§ **Given task**
Each entry that follows must be output without any deviation.

==== The records ====

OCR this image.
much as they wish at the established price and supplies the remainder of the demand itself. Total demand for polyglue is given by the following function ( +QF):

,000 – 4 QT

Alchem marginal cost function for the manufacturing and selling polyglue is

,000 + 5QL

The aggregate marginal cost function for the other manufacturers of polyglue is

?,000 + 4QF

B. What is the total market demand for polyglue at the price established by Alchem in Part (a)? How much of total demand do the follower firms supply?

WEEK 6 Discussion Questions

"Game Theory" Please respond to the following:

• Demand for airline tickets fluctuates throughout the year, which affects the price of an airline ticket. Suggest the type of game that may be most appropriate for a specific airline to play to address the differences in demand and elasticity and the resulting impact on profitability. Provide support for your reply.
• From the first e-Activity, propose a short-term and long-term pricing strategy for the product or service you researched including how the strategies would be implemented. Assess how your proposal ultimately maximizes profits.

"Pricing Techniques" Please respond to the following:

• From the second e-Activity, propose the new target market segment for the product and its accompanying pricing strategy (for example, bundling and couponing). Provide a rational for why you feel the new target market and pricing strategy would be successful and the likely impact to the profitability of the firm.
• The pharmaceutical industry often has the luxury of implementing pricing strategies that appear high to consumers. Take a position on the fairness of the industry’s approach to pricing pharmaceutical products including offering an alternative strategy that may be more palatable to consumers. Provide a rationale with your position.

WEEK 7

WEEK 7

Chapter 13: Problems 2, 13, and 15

====

§ **Written solution**
OCR this image.
much as they wish at the established price and supplies the remainder of the demand itself. Total demand for polyglue is given by the following function ( +QF):

,000 – 4 QT

Alchem marginal cost function for the manufacturing and selling polyglue is

,000 + 5QL

The aggregate marginal cost function for the other manufacturers of polyglue is

?,000 + 4QF

B. What is the total market demand for polyglue at the price established by Alchem in Part (a)? How much of total demand do the follower firms supply?

WEEK 6 Discussion Questions

"Game Theory" Please respond to the following:

• Demand for airline tickets fluctuates throughout the year, which affects the price of an airline ticket. Suggest the type of game that may be most appropriate for a specific airline to play to address the differences in demand and elasticity and the resulting impact on profitability. Provide support for your reply.
• From the first e-Activity, propose a short-term and long-term pricing strategy for the product or service you researched including how the strategies would be implemented. Assess how your proposal ultimately maximizes profits.

"Pricing Techniques" Please respond to the following:

• From the second e-Activity, propose the new target market segment for the product and its accompanying pricing strategy (for example, bundling and couponing). Provide a rational for why you feel the new target market and pricing strategy would be successful and the likely impact to the profitability of the firm.
• The pharmaceutical industry often has the luxury of implementing pricing strategies that appear high to consumers. Take a position on the fairness of the industry’s approach to pricing pharmaceutical products including offering an alternative strategy that may be more palatable to consumers. Provide a rationale with your position.

WEEK 7

WEEK 7

Chapter 13: Problems 2, 13, and 15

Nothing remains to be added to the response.